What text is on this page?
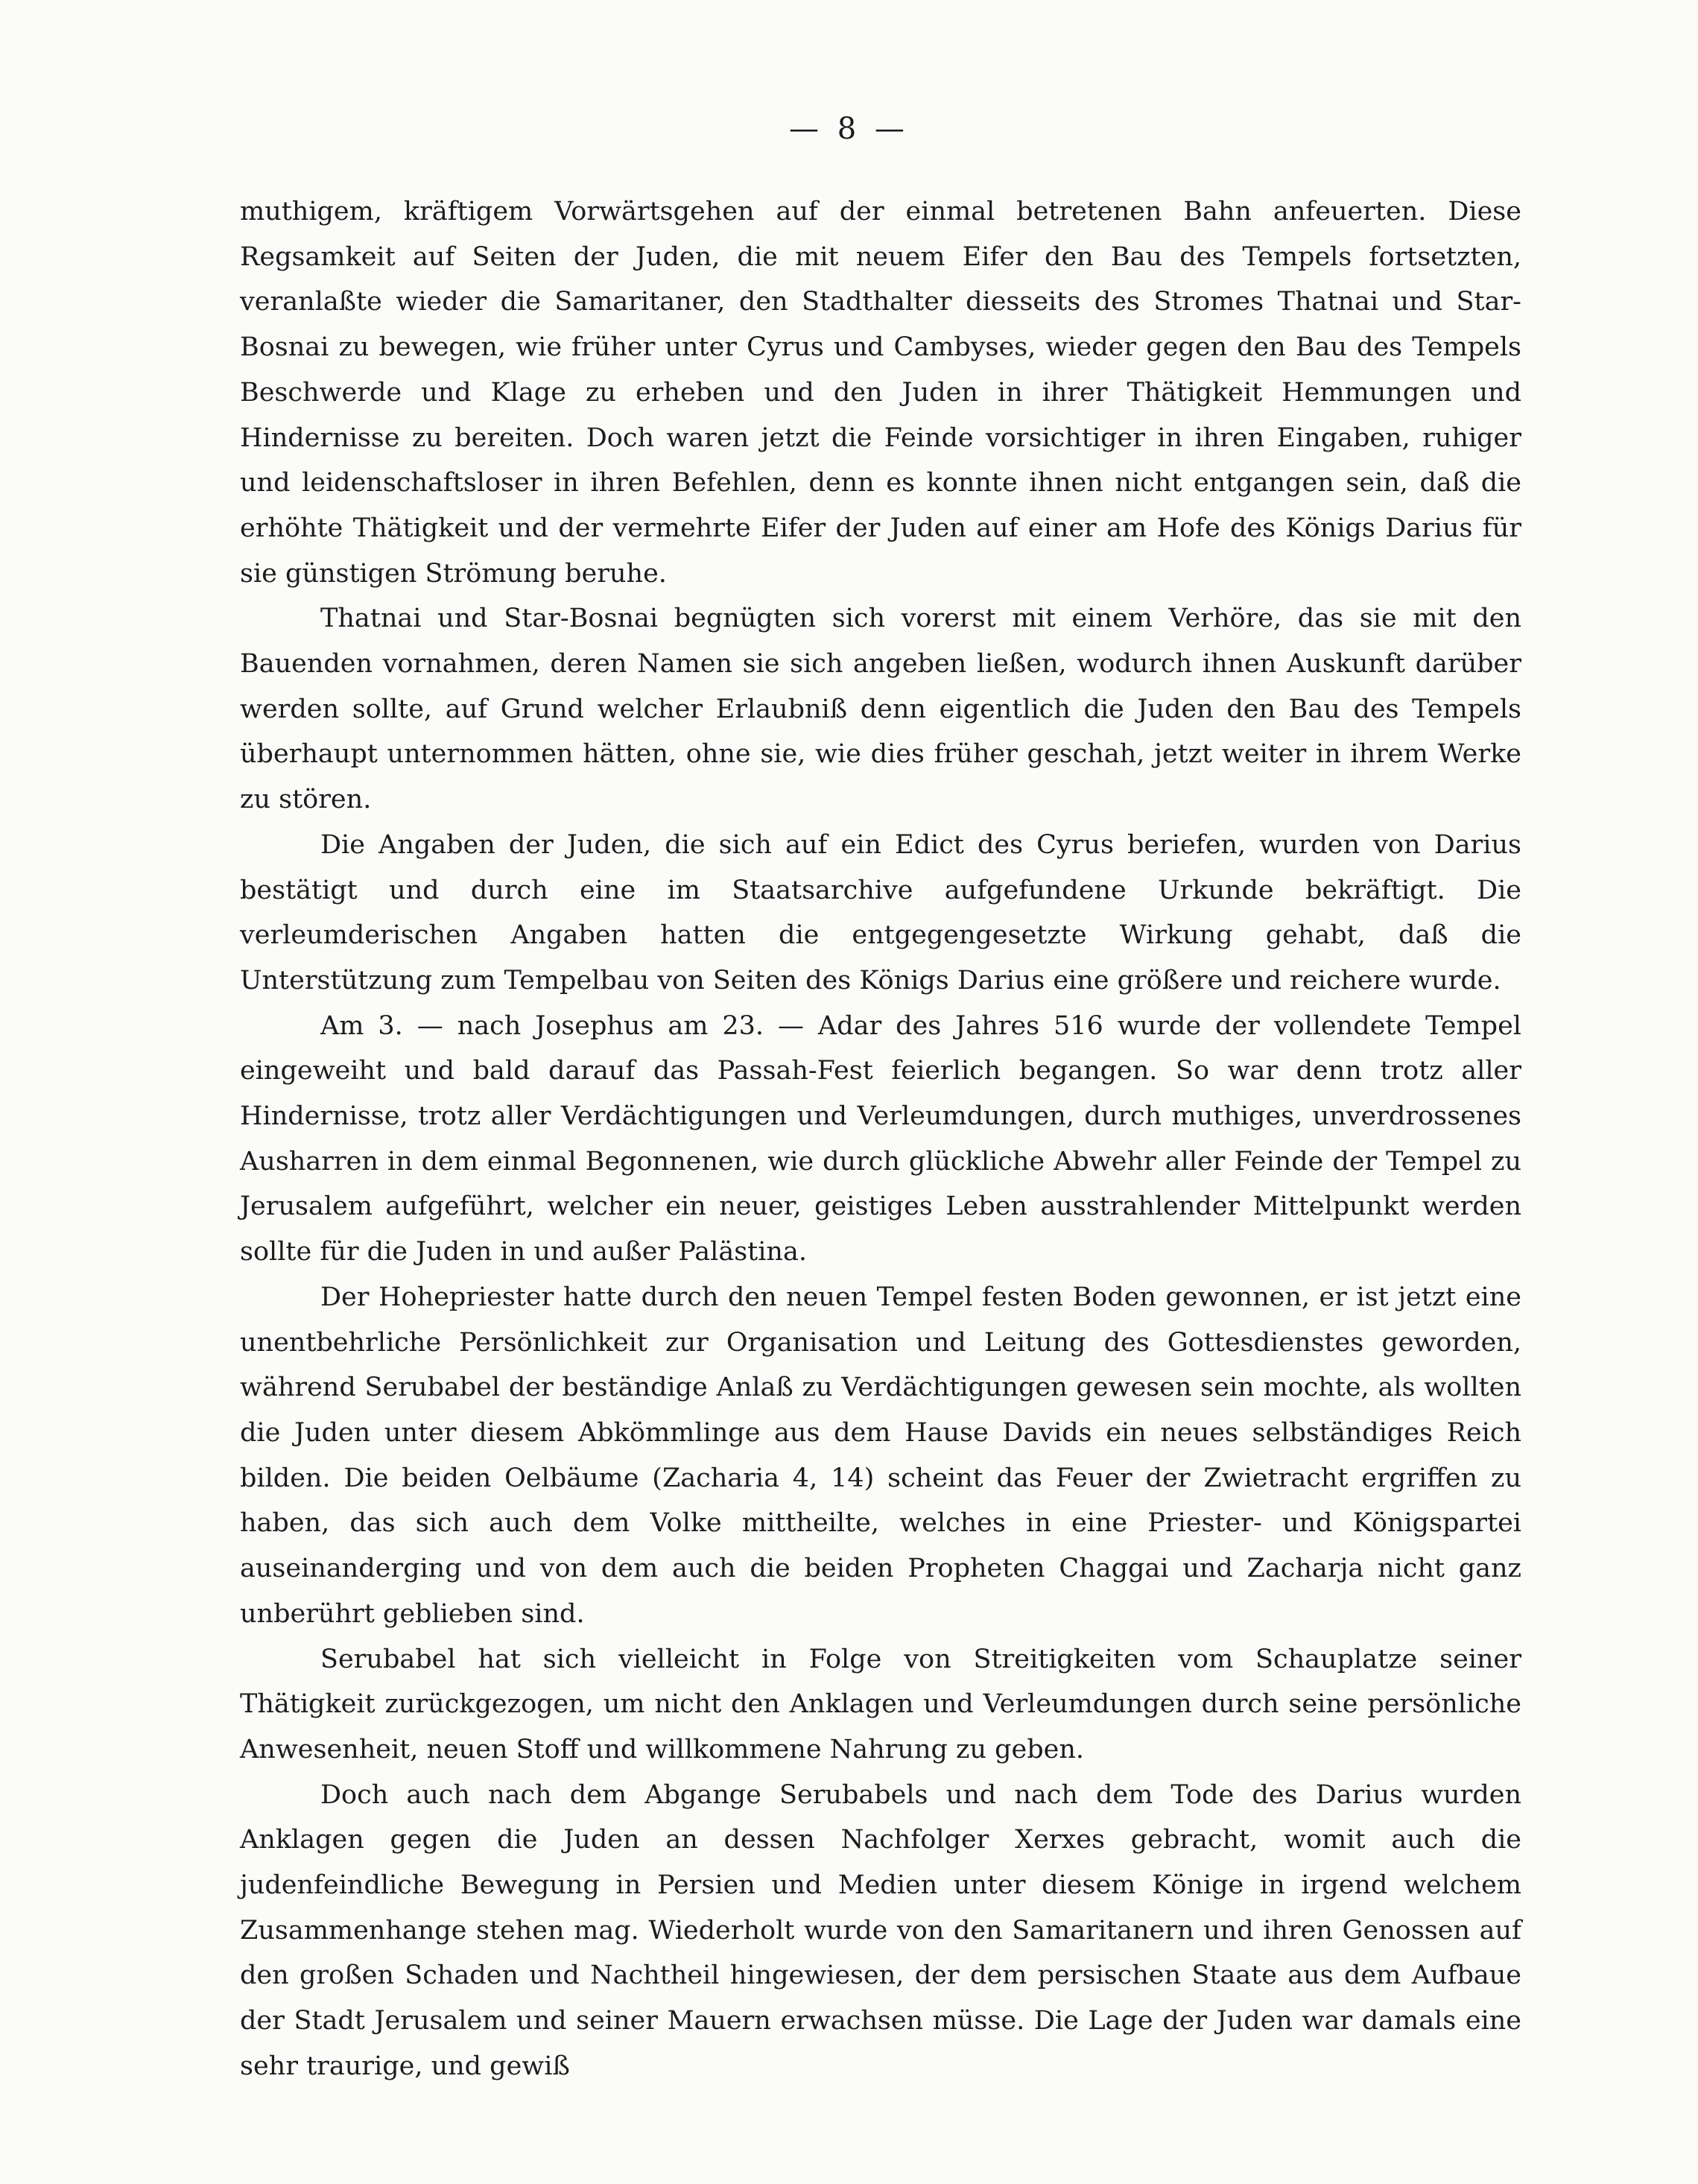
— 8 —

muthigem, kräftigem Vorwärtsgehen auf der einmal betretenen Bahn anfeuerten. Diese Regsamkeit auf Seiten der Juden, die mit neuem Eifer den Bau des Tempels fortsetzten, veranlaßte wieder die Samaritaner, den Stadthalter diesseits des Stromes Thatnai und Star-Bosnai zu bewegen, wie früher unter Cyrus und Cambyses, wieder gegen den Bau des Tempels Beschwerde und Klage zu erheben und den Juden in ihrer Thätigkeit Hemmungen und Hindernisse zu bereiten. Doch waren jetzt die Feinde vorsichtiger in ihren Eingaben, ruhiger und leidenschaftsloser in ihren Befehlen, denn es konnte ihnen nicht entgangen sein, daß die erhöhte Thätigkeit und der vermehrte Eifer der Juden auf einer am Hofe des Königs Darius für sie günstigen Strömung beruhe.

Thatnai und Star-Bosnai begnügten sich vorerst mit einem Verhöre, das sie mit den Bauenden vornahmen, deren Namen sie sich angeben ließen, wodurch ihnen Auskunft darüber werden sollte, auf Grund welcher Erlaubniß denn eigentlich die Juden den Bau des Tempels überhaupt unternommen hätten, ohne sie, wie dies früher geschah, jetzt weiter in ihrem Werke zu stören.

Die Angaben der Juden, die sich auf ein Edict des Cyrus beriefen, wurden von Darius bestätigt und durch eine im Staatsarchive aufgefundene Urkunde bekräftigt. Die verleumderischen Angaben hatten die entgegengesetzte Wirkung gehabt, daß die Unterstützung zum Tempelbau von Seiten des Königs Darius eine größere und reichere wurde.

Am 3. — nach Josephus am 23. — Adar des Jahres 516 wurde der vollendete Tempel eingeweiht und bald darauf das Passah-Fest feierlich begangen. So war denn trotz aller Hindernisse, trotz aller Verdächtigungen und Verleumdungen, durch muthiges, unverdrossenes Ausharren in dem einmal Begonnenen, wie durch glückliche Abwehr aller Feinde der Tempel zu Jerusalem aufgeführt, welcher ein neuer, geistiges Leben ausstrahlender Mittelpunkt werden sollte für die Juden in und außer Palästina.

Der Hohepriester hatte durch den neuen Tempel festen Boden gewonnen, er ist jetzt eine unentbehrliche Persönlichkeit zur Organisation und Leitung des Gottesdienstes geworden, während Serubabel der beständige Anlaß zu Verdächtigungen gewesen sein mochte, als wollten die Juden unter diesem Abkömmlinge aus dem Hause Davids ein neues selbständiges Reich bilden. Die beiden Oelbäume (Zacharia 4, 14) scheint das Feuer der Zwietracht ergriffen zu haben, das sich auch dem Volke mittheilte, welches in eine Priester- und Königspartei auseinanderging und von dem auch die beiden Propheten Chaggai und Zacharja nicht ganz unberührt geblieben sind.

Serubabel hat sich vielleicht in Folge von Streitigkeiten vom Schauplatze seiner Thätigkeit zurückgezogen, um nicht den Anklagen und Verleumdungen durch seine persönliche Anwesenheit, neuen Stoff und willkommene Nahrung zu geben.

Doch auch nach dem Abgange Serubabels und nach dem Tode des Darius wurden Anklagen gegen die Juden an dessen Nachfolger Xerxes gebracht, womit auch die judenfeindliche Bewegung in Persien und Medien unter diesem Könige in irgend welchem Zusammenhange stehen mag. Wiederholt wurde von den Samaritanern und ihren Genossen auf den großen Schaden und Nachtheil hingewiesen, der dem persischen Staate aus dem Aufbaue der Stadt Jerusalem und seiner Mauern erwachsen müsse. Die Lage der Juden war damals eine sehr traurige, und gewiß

...

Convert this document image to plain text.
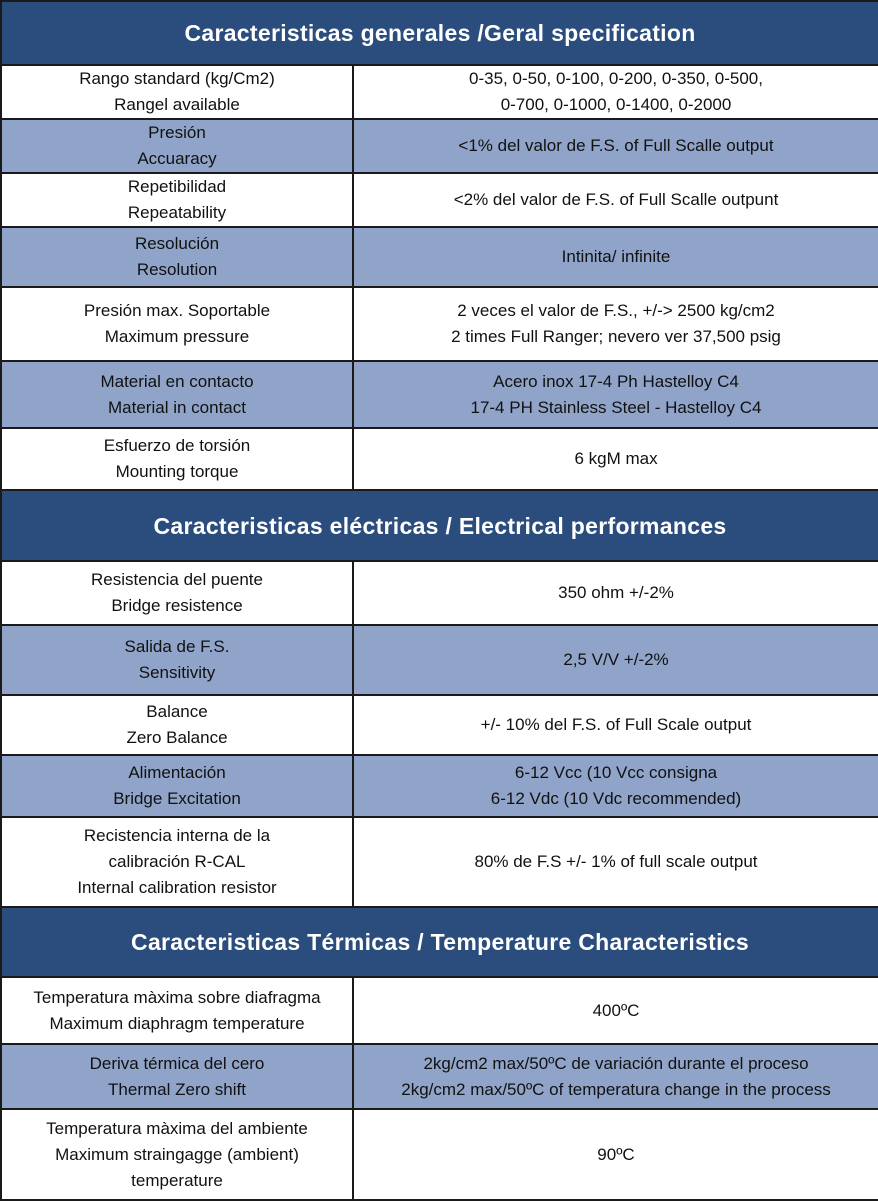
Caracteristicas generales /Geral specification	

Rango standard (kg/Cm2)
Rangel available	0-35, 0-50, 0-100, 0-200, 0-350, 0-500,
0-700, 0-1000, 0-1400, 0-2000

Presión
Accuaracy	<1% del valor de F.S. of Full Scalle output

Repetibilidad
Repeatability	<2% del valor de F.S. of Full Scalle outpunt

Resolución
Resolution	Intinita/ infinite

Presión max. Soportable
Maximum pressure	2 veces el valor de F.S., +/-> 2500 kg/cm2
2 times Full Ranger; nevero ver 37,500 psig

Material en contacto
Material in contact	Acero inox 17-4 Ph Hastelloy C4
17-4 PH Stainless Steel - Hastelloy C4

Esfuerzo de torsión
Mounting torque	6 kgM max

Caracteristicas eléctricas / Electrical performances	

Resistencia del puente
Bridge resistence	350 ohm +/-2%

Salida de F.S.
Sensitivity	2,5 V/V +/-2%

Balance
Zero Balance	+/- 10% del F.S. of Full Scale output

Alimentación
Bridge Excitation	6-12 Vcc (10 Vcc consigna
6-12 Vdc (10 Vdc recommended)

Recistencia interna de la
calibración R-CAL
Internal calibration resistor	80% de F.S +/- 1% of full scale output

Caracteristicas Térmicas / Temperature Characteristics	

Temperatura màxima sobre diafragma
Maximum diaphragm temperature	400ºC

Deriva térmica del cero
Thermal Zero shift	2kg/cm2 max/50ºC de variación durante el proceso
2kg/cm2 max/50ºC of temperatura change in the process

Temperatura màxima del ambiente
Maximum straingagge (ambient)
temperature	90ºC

EXERCISE: Point out every line holding the string "Hastelloy" and copy it.

RESPONSE TO THIS EXERCISE:
Material in contact	Acero inox 17-4 Ph Hastelloy C4
17-4 PH Stainless Steel - Hastelloy C4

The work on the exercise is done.